## begin Exercise inputs

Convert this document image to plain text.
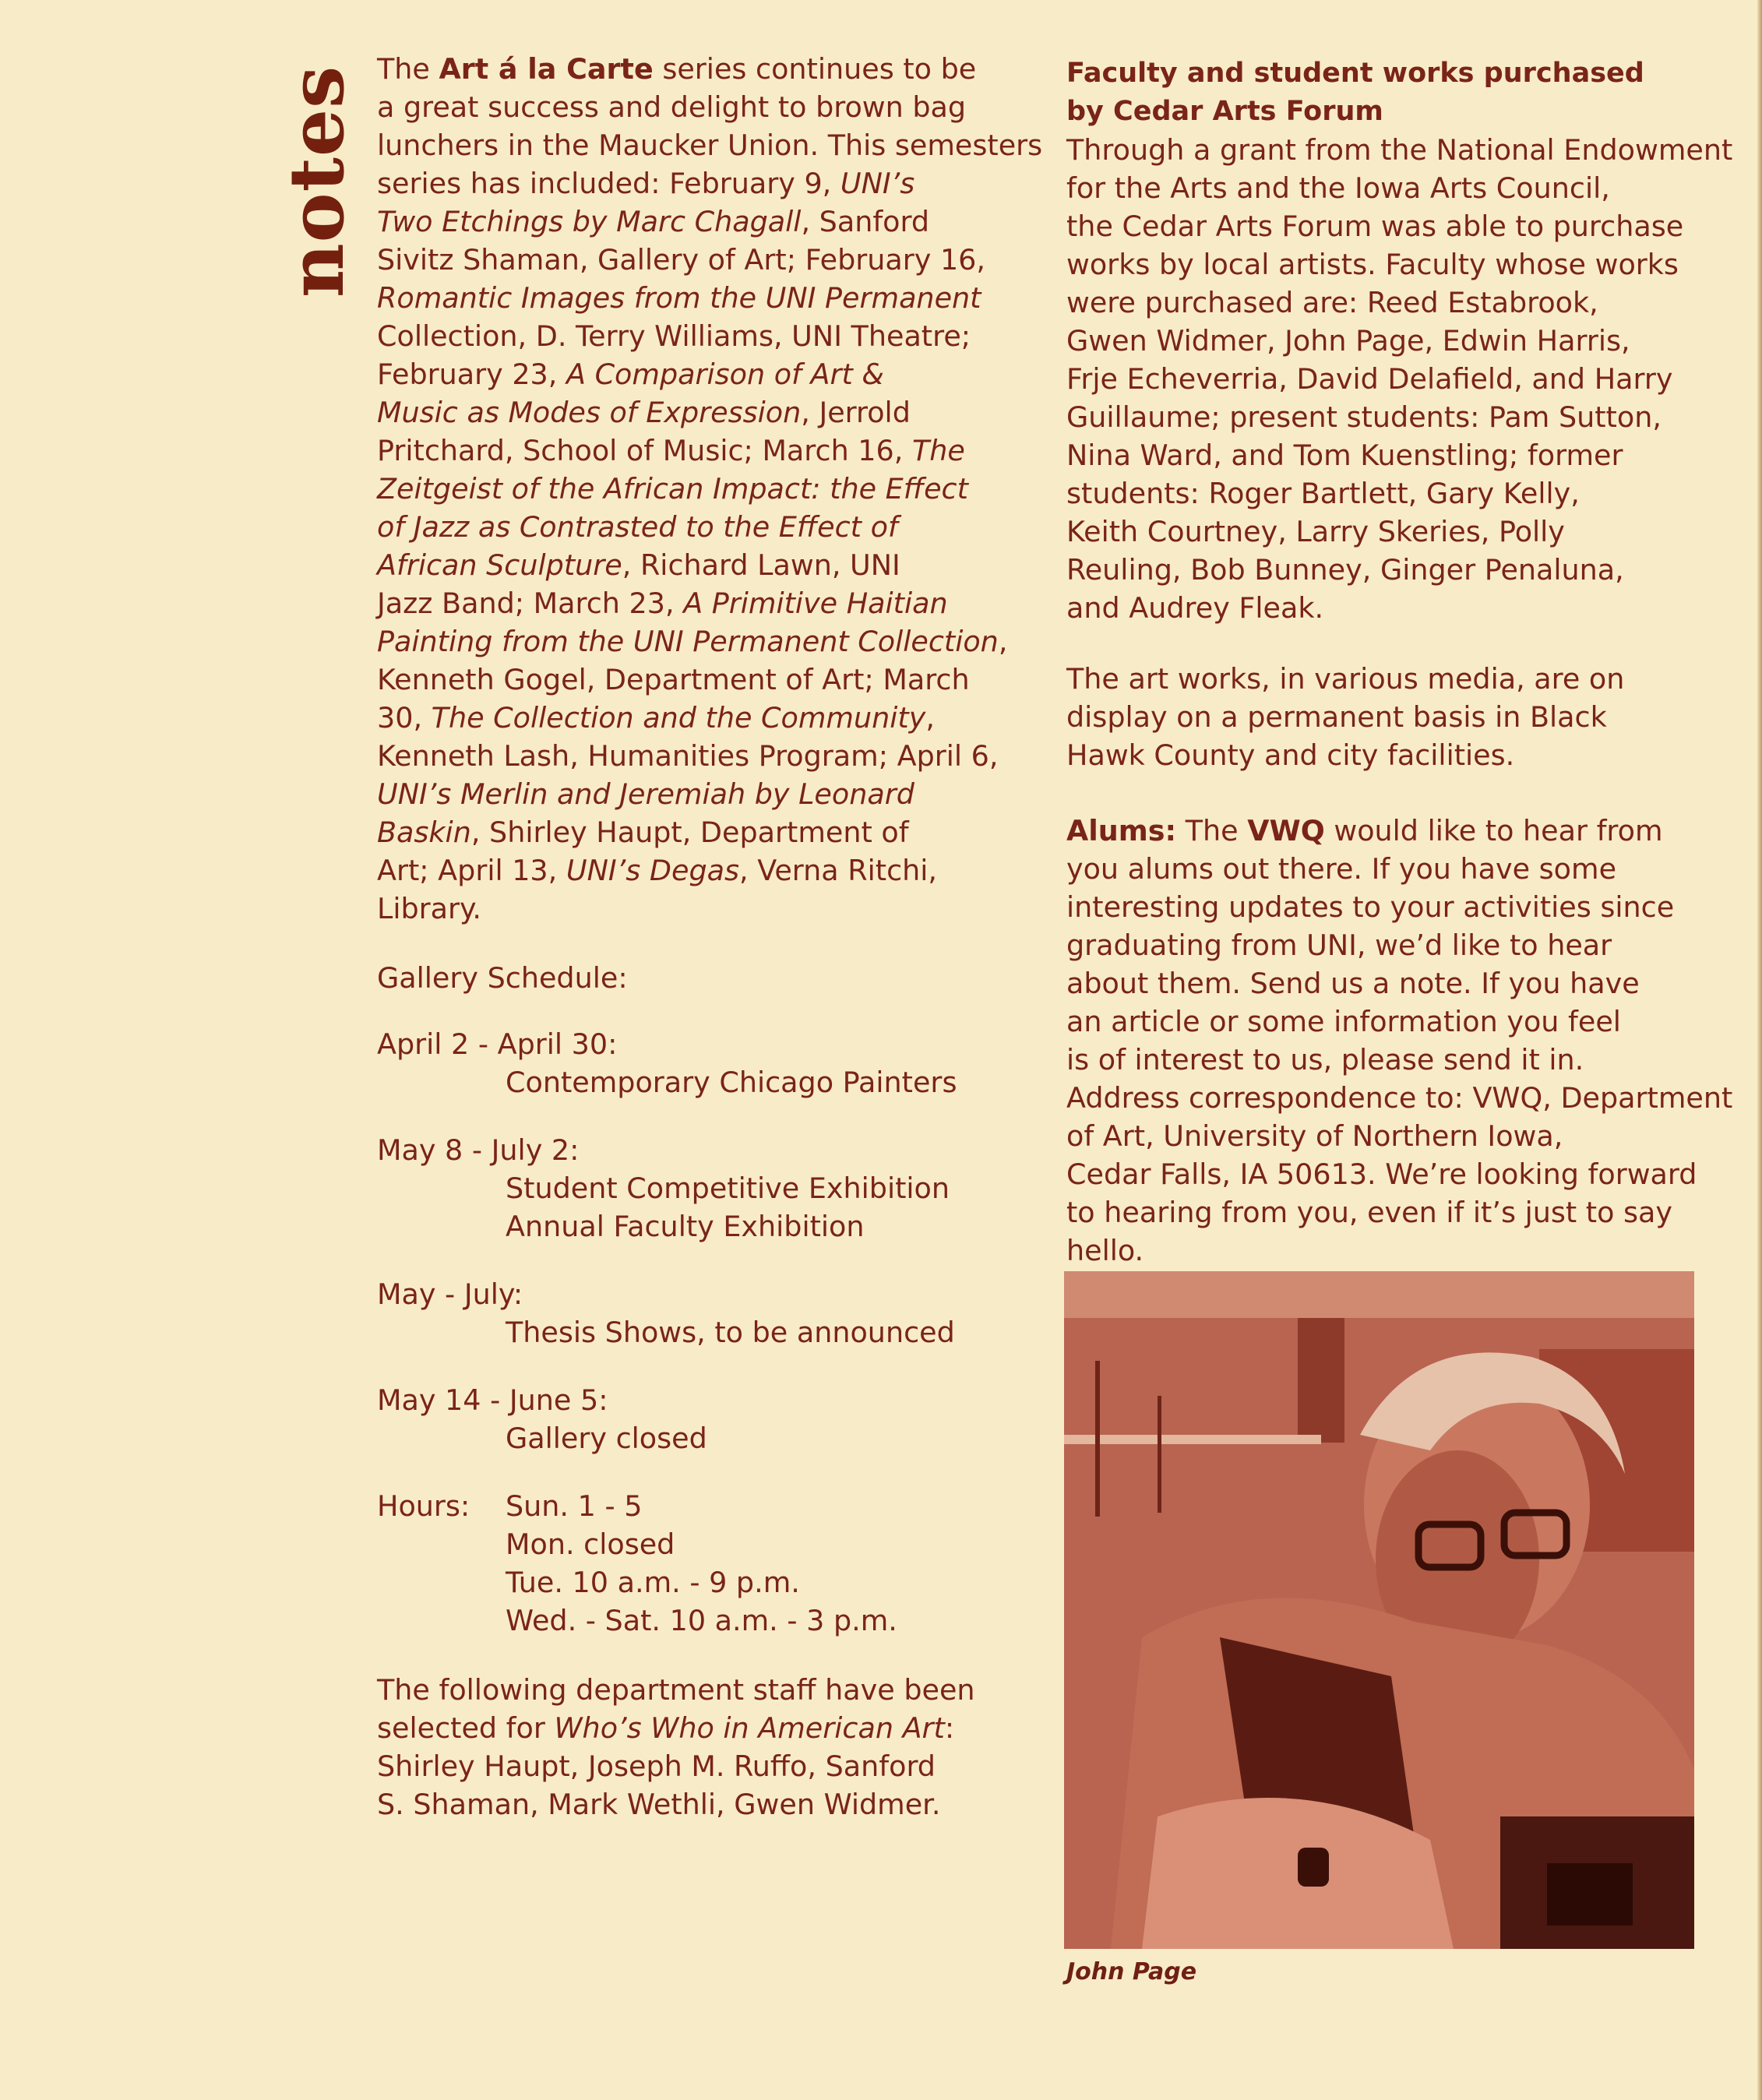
notes The Art á la Carte series continues to be

a great success and delight to brown bag

lunchers in the Maucker Union. This semesters

series has included: February 9, UNI’s

Two Etchings by Marc Chagall, Sanford

Sivitz Shaman, Gallery of Art; February 16,

Romantic Images from the UNI Permanent

Collection, D. Terry Williams, UNI Theatre;

February 23, A Comparison of Art &

Music as Modes of Expression, Jerrold

Pritchard, School of Music; March 16, The

Zeitgeist of the African Impact: the Effect

of Jazz as Contrasted to the Effect of

African Sculpture, Richard Lawn, UNI

Jazz Band; March 23, A Primitive Haitian

Painting from the UNI Permanent Collection,

Kenneth Gogel, Department of Art; March

30, The Collection and the Community,

Kenneth Lash, Humanities Program; April 6,

UNI’s Merlin and Jeremiah by Leonard

Baskin, Shirley Haupt, Department of

Art; April 13, UNI’s Degas, Verna Ritchi,

Library.

Gallery Schedule:
April 2 - April 30:
Contemporary Chicago Painters
May 8 - July 2:
Student Competitive Exhibition
Annual Faculty Exhibition
May - July:
Thesis Shows, to be announced
May 14 - June 5:
Gallery closed
Hours:	Sun. 1 - 5
Mon. closed
Tue. 10 a.m. - 9 p.m.
Wed. - Sat. 10 a.m. - 3 p.m.

The following department staff have been

selected for Who’s Who in American Art:

Shirley Haupt, Joseph M. Ruffo, Sanford

S. Shaman, Mark Wethli, Gwen Widmer.

Faculty and student works purchased

by Cedar Arts Forum

Through a grant from the National Endowment

for the Arts and the Iowa Arts Council,

the Cedar Arts Forum was able to purchase

works by local artists. Faculty whose works

were purchased are: Reed Estabrook,

Gwen Widmer, John Page, Edwin Harris,

Frje Echeverria, David Delafield, and Harry

Guillaume; present students: Pam Sutton,

Nina Ward, and Tom Kuenstling; former

students: Roger Bartlett, Gary Kelly,

Keith Courtney, Larry Skeries, Polly

Reuling, Bob Bunney, Ginger Penaluna,

and Audrey Fleak.

The art works, in various media, are on

display on a permanent basis in Black

Hawk County and city facilities.

Alums: The VWQ would like to hear from

you alums out there. If you have some

interesting updates to your activities since

graduating from UNI, we’d like to hear

about them. Send us a note. If you have

an article or some information you feel

is of interest to us, please send it in.

Address correspondence to: VWQ, Department

of Art, University of Northern Iowa,

Cedar Falls, IA 50613. We’re looking forward

to hearing from you, even if it’s just to say

hello.

John Page
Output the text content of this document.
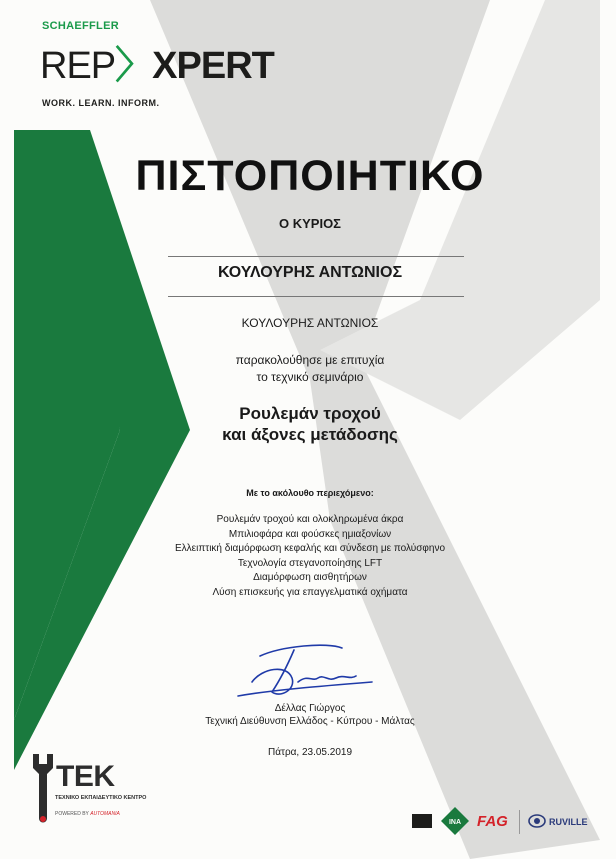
SCHAEFFLER
REP〉XPERT
WORK. LEARN. INFORM.
ΠΙΣΤΟΠΟΙΗΤΙΚΟ
Ο ΚΥΡΙΟΣ
ΚΟΥΛΟΥΡΗΣ ΑΝΤΩΝΙΟΣ
ΚΟΥΛΟΥΡΗΣ ΑΝΤΩΝΙΟΣ
παρακολούθησε με επιτυχία
το τεχνικό σεμινάριο
Ρουλεμάν τροχού
και άξονες μετάδοσης
Με το ακόλουθο περιεχόμενο:
Ρουλεμάν τροχού και ολοκληρωμένα άκρα
Μπιλιοφάρα και φούσκες ημιαξονίων
Ελλειπτική διαμόρφωση κεφαλής και σύνδεση με πολύσφηνο
Τεχνολογία στεγανοποίησης LFT
Διαμόρφωση αισθητήρων
Λύση επισκευής για επαγγελματικά οχήματα
Δέλλας Γιώργος
Τεχνική Διεύθυνση Ελλάδος - Κύπρου - Μάλτας
Πάτρα, 23.05.2019
TEK
ΤΕΧΝΙΚΟ ΕΚΠΑΙΔΕΥΤΙΚΟ ΚΕΝΤΡΟ
POWERED BY AUTOMANIA
INA FAG	RUVILLE
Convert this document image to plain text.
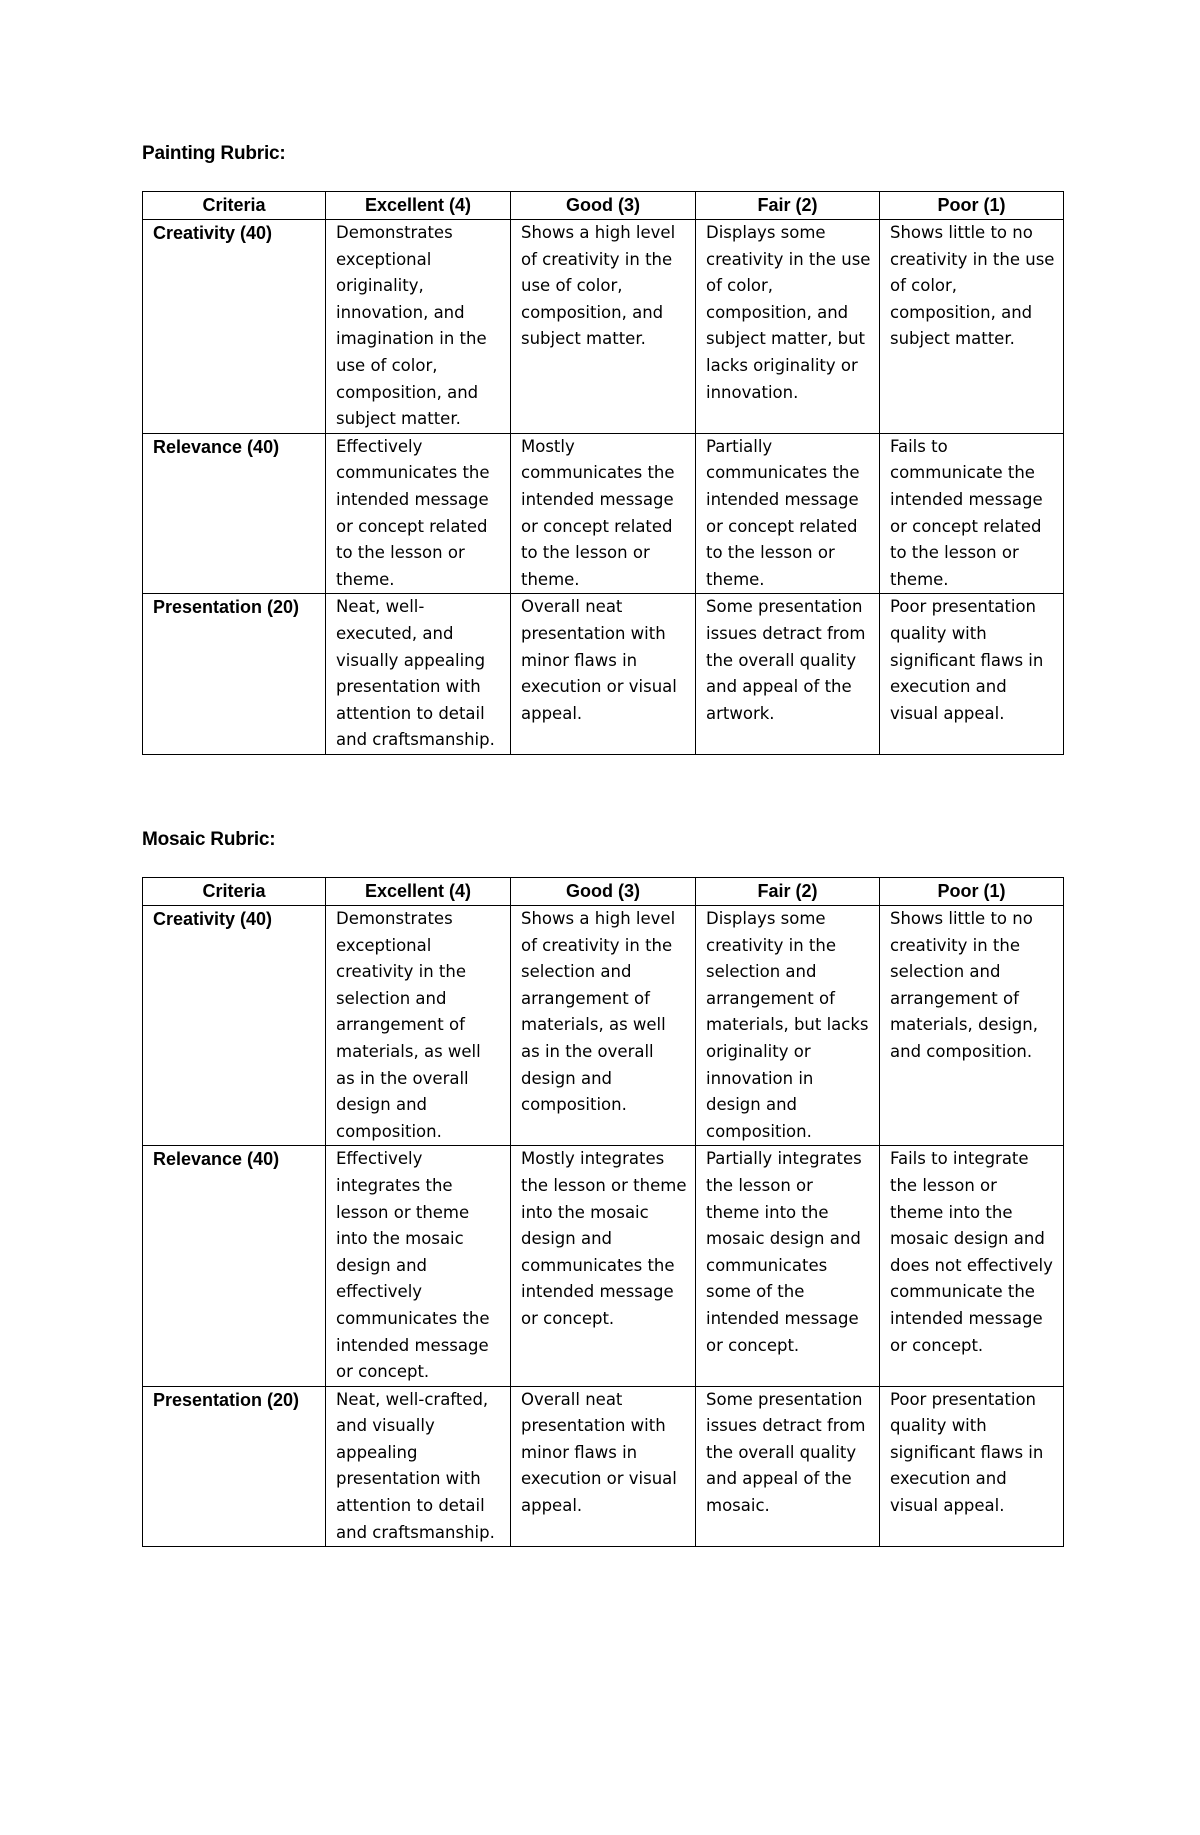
Painting Rubric:
Criteria	Excellent (4)	Good (3)	Fair (2)	Poor (1)
Creativity (40)	Demonstrates exceptional originality, innovation, and imagination in the use of color, composition, and subject matter.	Shows a high level of creativity in the use of color, composition, and subject matter.	Displays some creativity in the use of color, composition, and subject matter, but lacks originality or innovation.	Shows little to no creativity in the use of color, composition, and subject matter.
Relevance (40)	Effectively communicates the intended message or concept related to the lesson or theme.	Mostly communicates the intended message or concept related to the lesson or theme.	Partially communicates the intended message or concept related to the lesson or theme.	Fails to communicate the intended message or concept related to the lesson or theme.
Presentation (20)	Neat, well-executed, and visually appealing presentation with attention to detail and craftsmanship.	Overall neat presentation with minor flaws in execution or visual appeal.	Some presentation issues detract from the overall quality and appeal of the artwork.	Poor presentation quality with significant flaws in execution and visual appeal.
Mosaic Rubric:
Criteria	Excellent (4)	Good (3)	Fair (2)	Poor (1)
Creativity (40)	Demonstrates exceptional creativity in the selection and arrangement of materials, as well as in the overall design and composition.	Shows a high level of creativity in the selection and arrangement of materials, as well as in the overall design and composition.	Displays some creativity in the selection and arrangement of materials, but lacks originality or innovation in design and composition.	Shows little to no creativity in the selection and arrangement of materials, design, and composition.
Relevance (40)	Effectively integrates the lesson or theme into the mosaic design and effectively communicates the intended message or concept.	Mostly integrates the lesson or theme into the mosaic design and communicates the intended message or concept.	Partially integrates the lesson or theme into the mosaic design and communicates some of the intended message or concept.	Fails to integrate the lesson or theme into the mosaic design and does not effectively communicate the intended message or concept.
Presentation (20)	Neat, well-crafted, and visually appealing presentation with attention to detail and craftsmanship.	Overall neat presentation with minor flaws in execution or visual appeal.	Some presentation issues detract from the overall quality and appeal of the mosaic.	Poor presentation quality with significant flaws in execution and visual appeal.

## end Exercise inputs

Aim of the task:
In the listing above, find the lines holding the word "Exhibition" and copy them.

Finished answer:
Student Competitive Exhibition
Annual Faculty Exhibition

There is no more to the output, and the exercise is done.